start Material for this task

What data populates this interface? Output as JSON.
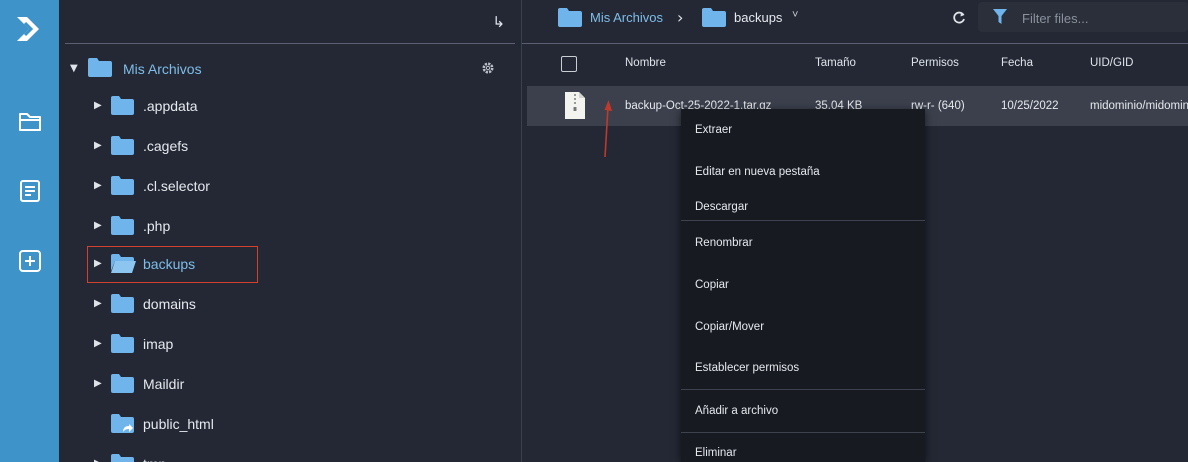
{
  "app": {
    "rail_icons": [
      "logo-icon",
      "folder-icon",
      "document-icon",
      "add-icon"
    ]
  },
  "tree": {
    "collapse_icon": "↳",
    "root_label": "Mis Archivos",
    "items": [
      {
        "label": ".appdata"
      },
      {
        "label": ".cagefs"
      },
      {
        "label": ".cl.selector"
      },
      {
        "label": ".php"
      },
      {
        "label": "backups"
      },
      {
        "label": "domains"
      },
      {
        "label": "imap"
      },
      {
        "label": "Maildir"
      },
      {
        "label": "public_html"
      },
      {
        "label": "tmp"
      }
    ]
  },
  "breadcrumb": {
    "root": "Mis Archivos",
    "separator": "›",
    "current": "backups",
    "dropdown": "˅"
  },
  "filter": {
    "placeholder": "Filter files..."
  },
  "table": {
    "headers": [
      "Nombre",
      "Tamaño",
      "Permisos",
      "Fecha",
      "UID/GID"
    ],
    "rows": [
      {
        "name": "backup-Oct-25-2022-1.tar.gz",
        "size": "35.04 KB",
        "perms": "rw-r- (640)",
        "date": "10/25/2022",
        "uid": "midominio/midominio"
      }
    ]
  },
  "context_menu": {
    "items": [
      "Extraer",
      "Editar en nueva pestaña",
      "Descargar",
      "Renombrar",
      "Copiar",
      "Copiar/Mover",
      "Establecer permisos",
      "Añadir a archivo",
      "Eliminar"
    ]
  },
  "colors": {
    "rail": "#3e93c9",
    "background": "#222733",
    "folder": "#6fb5ec",
    "highlight_box": "#d2412e",
    "annotation_arrow": "#c0392b",
    "selected_row": "#3b404c",
    "menu": "#171a21"
  }
}
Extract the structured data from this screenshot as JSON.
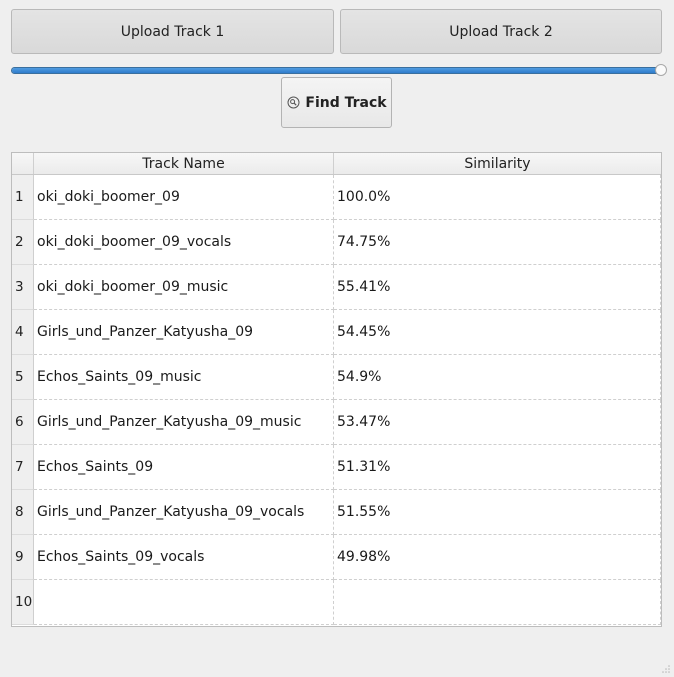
{
  "toolbar": {
    "upload1_label": "Upload Track 1",
    "upload2_label": "Upload Track 2",
    "find_label": "Find Track",
    "find_icon": "search-icon"
  },
  "slider": {
    "value_fraction": 1.0
  },
  "table": {
    "headers": [
      "Track Name",
      "Similarity"
    ],
    "rows": [
      {
        "num": "1",
        "name": "oki_doki_boomer_09",
        "similarity": "100.0%"
      },
      {
        "num": "2",
        "name": "oki_doki_boomer_09_vocals",
        "similarity": "74.75%"
      },
      {
        "num": "3",
        "name": "oki_doki_boomer_09_music",
        "similarity": "55.41%"
      },
      {
        "num": "4",
        "name": "Girls_und_Panzer_Katyusha_09",
        "similarity": "54.45%"
      },
      {
        "num": "5",
        "name": "Echos_Saints_09_music",
        "similarity": "54.9%"
      },
      {
        "num": "6",
        "name": "Girls_und_Panzer_Katyusha_09_music",
        "similarity": "53.47%"
      },
      {
        "num": "7",
        "name": "Echos_Saints_09",
        "similarity": "51.31%"
      },
      {
        "num": "8",
        "name": "Girls_und_Panzer_Katyusha_09_vocals",
        "similarity": "51.55%"
      },
      {
        "num": "9",
        "name": "Echos_Saints_09_vocals",
        "similarity": "49.98%"
      },
      {
        "num": "10",
        "name": "",
        "similarity": ""
      }
    ]
  },
  "colors": {
    "accent": "#2f7ccc",
    "background": "#efefef"
  }
}
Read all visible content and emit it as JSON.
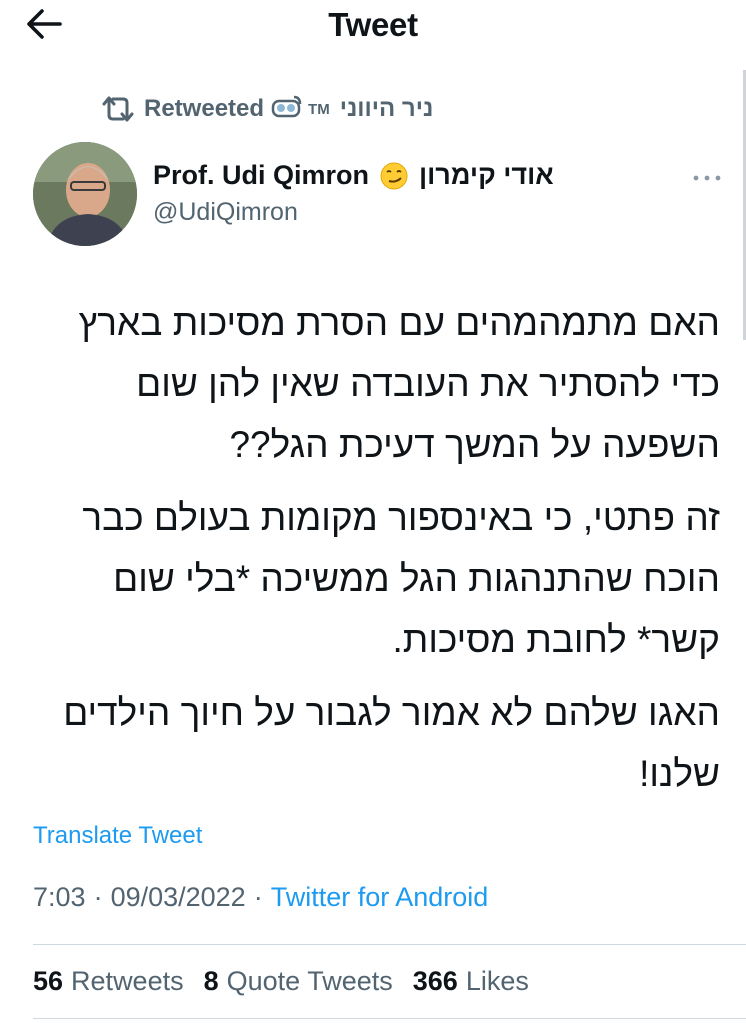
{
  "header": {
    "title": "Tweet"
  },
  "retweet": {
    "label": "Retweeted",
    "retweeter_name": "ניר היווני",
    "retweeter_tm": "TM"
  },
  "author": {
    "display_name_en": "Prof. Udi Qimron",
    "display_name_he": "אודי קימרון",
    "handle": "@UdiQimron"
  },
  "tweet": {
    "paragraphs": [
      "האם מתמהמהים עם הסרת מסיכות בארץ כדי להסתיר את העובדה שאין להן שום השפעה על המשך דעיכת הגל??",
      "זה פתטי, כי באינספור מקומות בעולם כבר הוכח שהתנהגות הגל ממשיכה *בלי שום קשר* לחובת מסיכות.",
      "האגו שלהם לא אמור לגבור על חיוך הילדים שלנו!"
    ],
    "translate_label": "Translate Tweet"
  },
  "meta": {
    "time": "7:03",
    "separator": "·",
    "date": "09/03/2022",
    "source": "Twitter for Android"
  },
  "stats": {
    "retweets_count": "56",
    "retweets_label": "Retweets",
    "quotes_count": "8",
    "quotes_label": "Quote Tweets",
    "likes_count": "366",
    "likes_label": "Likes"
  },
  "colors": {
    "accent": "#1d9bf0",
    "secondary_text": "#536471",
    "primary_text": "#0f1419"
  },
  "icons": {
    "back": "back-arrow-icon",
    "retweet": "retweet-icon",
    "more": "more-dots-icon"
  }
}
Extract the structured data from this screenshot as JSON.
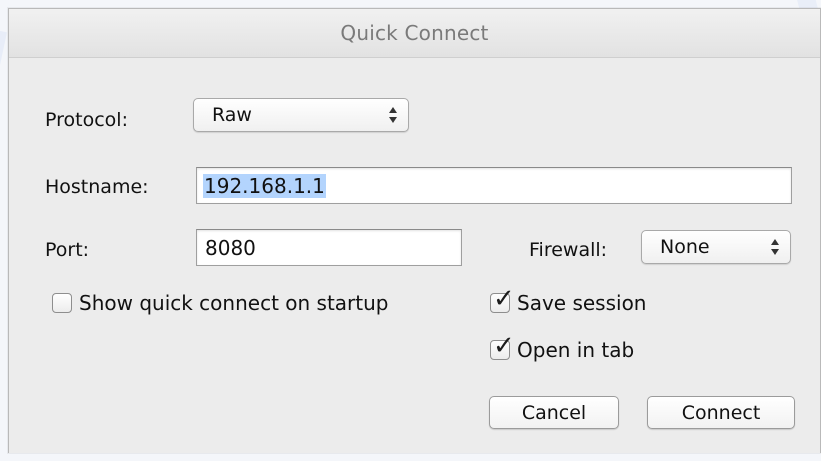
{
  "window": {
    "title": "Quick Connect"
  },
  "protocol": {
    "label": "Protocol:",
    "value": "Raw"
  },
  "hostname": {
    "label": "Hostname:",
    "value": "192.168.1.1"
  },
  "port": {
    "label": "Port:",
    "value": "8080"
  },
  "firewall": {
    "label": "Firewall:",
    "value": "None"
  },
  "options": {
    "show_on_startup": {
      "label": "Show quick connect on startup",
      "checked": false
    },
    "save_session": {
      "label": "Save session",
      "checked": true
    },
    "open_in_tab": {
      "label": "Open in tab",
      "checked": true
    }
  },
  "buttons": {
    "cancel": "Cancel",
    "connect": "Connect"
  },
  "colors": {
    "selection": "#b3d4fd",
    "window_bg": "#ececec",
    "title_text": "#7a7a7a"
  }
}
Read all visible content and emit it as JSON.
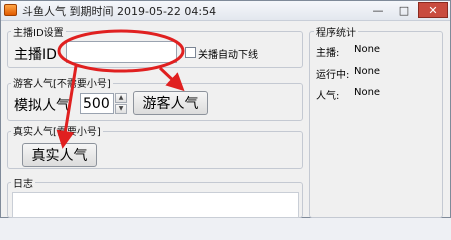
{
  "title": "斗鱼人气 到期时间 2019-05-22 04:54",
  "window_controls": {
    "min": "—",
    "max": "□",
    "close": "✕"
  },
  "anchor_group": {
    "legend": "主播ID设置",
    "label": "主播ID",
    "input_value": "",
    "checkbox_label": "关播自动下线"
  },
  "guest_group": {
    "legend": "游客人气[不需要小号]",
    "label": "模拟人气",
    "spin_value": "500",
    "button": "游客人气"
  },
  "real_group": {
    "legend": "真实人气[需要小号]",
    "button": "真实人气"
  },
  "log_group": {
    "legend": "日志"
  },
  "stats_group": {
    "legend": "程序统计",
    "rows": [
      {
        "label": "主播:",
        "value": "None"
      },
      {
        "label": "运行中:",
        "value": "None"
      },
      {
        "label": "人气:",
        "value": "None"
      }
    ]
  },
  "colors": {
    "annotation": "#e02020",
    "close_button": "#c94b3e"
  }
}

end Material for this task

What is being asked
Repeat each record exactly as shown above, dropping all images.

Exercise result
What data populates this interface? Output as JSON.
{
  "app": {
    "rail_icons": [
      "logo-icon",
      "folder-icon",
      "document-icon",
      "add-icon"
    ]
  },
  "tree": {
    "collapse_icon": "↳",
    "root_label": "Mis Archivos",
    "items": [
      {
        "label": ".appdata"
      },
      {
        "label": ".cagefs"
      },
      {
        "label": ".cl.selector"
      },
      {
        "label": ".php"
      },
      {
        "label": "backups"
      },
      {
        "label": "domains"
      },
      {
        "label": "imap"
      },
      {
        "label": "Maildir"
      },
      {
        "label": "public_html"
      },
      {
        "label": "tmp"
      }
    ]
  },
  "breadcrumb": {
    "root": "Mis Archivos",
    "separator": "›",
    "current": "backups",
    "dropdown": "˅"
  },
  "filter": {
    "placeholder": "Filter files..."
  },
  "table": {
    "headers": [
      "Nombre",
      "Tamaño",
      "Permisos",
      "Fecha",
      "UID/GID"
    ],
    "rows": [
      {
        "name": "backup-Oct-25-2022-1.tar.gz",
        "size": "35.04 KB",
        "perms": "rw-r- (640)",
        "date": "10/25/2022",
        "uid": "midominio/midominio"
      }
    ]
  },
  "context_menu": {
    "items": [
      "Extraer",
      "Editar en nueva pestaña",
      "Descargar",
      "Renombrar",
      "Copiar",
      "Copiar/Mover",
      "Establecer permisos",
      "Añadir a archivo",
      "Eliminar"
    ]
  },
  "colors": {
    "rail": "#3e93c9",
    "background": "#222733",
    "folder": "#6fb5ec",
    "highlight_box": "#d2412e",
    "annotation_arrow": "#c0392b",
    "selected_row": "#3b404c",
    "menu": "#171a21"
  }
}
Extract the structured data from this screenshot as JSON.
{
  "toolbar": {
    "upload1_label": "Upload Track 1",
    "upload2_label": "Upload Track 2",
    "find_label": "Find Track",
    "find_icon": "search-icon"
  },
  "slider": {
    "value_fraction": 1.0
  },
  "table": {
    "headers": [
      "Track Name",
      "Similarity"
    ],
    "rows": [
      {
        "num": "1",
        "name": "oki_doki_boomer_09",
        "similarity": "100.0%"
      },
      {
        "num": "2",
        "name": "oki_doki_boomer_09_vocals",
        "similarity": "74.75%"
      },
      {
        "num": "3",
        "name": "oki_doki_boomer_09_music",
        "similarity": "55.41%"
      },
      {
        "num": "4",
        "name": "Girls_und_Panzer_Katyusha_09",
        "similarity": "54.45%"
      },
      {
        "num": "5",
        "name": "Echos_Saints_09_music",
        "similarity": "54.9%"
      },
      {
        "num": "6",
        "name": "Girls_und_Panzer_Katyusha_09_music",
        "similarity": "53.47%"
      },
      {
        "num": "7",
        "name": "Echos_Saints_09",
        "similarity": "51.31%"
      },
      {
        "num": "8",
        "name": "Girls_und_Panzer_Katyusha_09_vocals",
        "similarity": "51.55%"
      },
      {
        "num": "9",
        "name": "Echos_Saints_09_vocals",
        "similarity": "49.98%"
      },
      {
        "num": "10",
        "name": "",
        "similarity": ""
      }
    ]
  },
  "colors": {
    "accent": "#2f7ccc",
    "background": "#efefef"
  }
}
Read all visible content and emit it as JSON.
{
  "header": {
    "title": "Tweet"
  },
  "retweet": {
    "label": "Retweeted",
    "retweeter_name": "ניר היווני",
    "retweeter_tm": "TM"
  },
  "author": {
    "display_name_en": "Prof. Udi Qimron",
    "display_name_he": "אודי קימרון",
    "handle": "@UdiQimron"
  },
  "tweet": {
    "paragraphs": [
      "האם מתמהמהים עם הסרת מסיכות בארץ כדי להסתיר את העובדה שאין להן שום השפעה על המשך דעיכת הגל??",
      "זה פתטי, כי באינספור מקומות בעולם כבר הוכח שהתנהגות הגל ממשיכה *בלי שום קשר* לחובת מסיכות.",
      "האגו שלהם לא אמור לגבור על חיוך הילדים שלנו!"
    ],
    "translate_label": "Translate Tweet"
  },
  "meta": {
    "time": "7:03",
    "separator": "·",
    "date": "09/03/2022",
    "source": "Twitter for Android"
  },
  "stats": {
    "retweets_count": "56",
    "retweets_label": "Retweets",
    "quotes_count": "8",
    "quotes_label": "Quote Tweets",
    "likes_count": "366",
    "likes_label": "Likes"
  },
  "colors": {
    "accent": "#1d9bf0",
    "secondary_text": "#536471",
    "primary_text": "#0f1419"
  },
  "icons": {
    "back": "back-arrow-icon",
    "retweet": "retweet-icon",
    "more": "more-dots-icon"
  }
}
Extract the structured data from this screenshot as JSON.
{
  "window": {
    "title": "Quick Connect"
  },
  "protocol": {
    "label": "Protocol:",
    "value": "Raw"
  },
  "hostname": {
    "label": "Hostname:",
    "value": "192.168.1.1"
  },
  "port": {
    "label": "Port:",
    "value": "8080"
  },
  "firewall": {
    "label": "Firewall:",
    "value": "None"
  },
  "options": {
    "show_on_startup": {
      "label": "Show quick connect on startup",
      "checked": false
    },
    "save_session": {
      "label": "Save session",
      "checked": true
    },
    "open_in_tab": {
      "label": "Open in tab",
      "checked": true
    }
  },
  "buttons": {
    "cancel": "Cancel",
    "connect": "Connect"
  },
  "colors": {
    "selection": "#b3d4fd",
    "window_bg": "#ececec",
    "title_text": "#7a7a7a"
  }
}
Read all visible content and emit it as JSON.
{
  "title": "斗鱼人气 到期时间 2019-05-22 04:54",
  "window_controls": {
    "min": "—",
    "max": "□",
    "close": "✕"
  },
  "anchor_group": {
    "legend": "主播ID设置",
    "label": "主播ID",
    "input_value": "",
    "checkbox_label": "关播自动下线"
  },
  "guest_group": {
    "legend": "游客人气[不需要小号]",
    "label": "模拟人气",
    "spin_value": "500",
    "button": "游客人气"
  },
  "real_group": {
    "legend": "真实人气[需要小号]",
    "button": "真实人气"
  },
  "log_group": {
    "legend": "日志"
  },
  "stats_group": {
    "legend": "程序统计",
    "rows": [
      {
        "label": "主播:",
        "value": "None"
      },
      {
        "label": "运行中:",
        "value": "None"
      },
      {
        "label": "人气:",
        "value": "None"
      }
    ]
  },
  "colors": {
    "annotation": "#e02020",
    "close_button": "#c94b3e"
  }
}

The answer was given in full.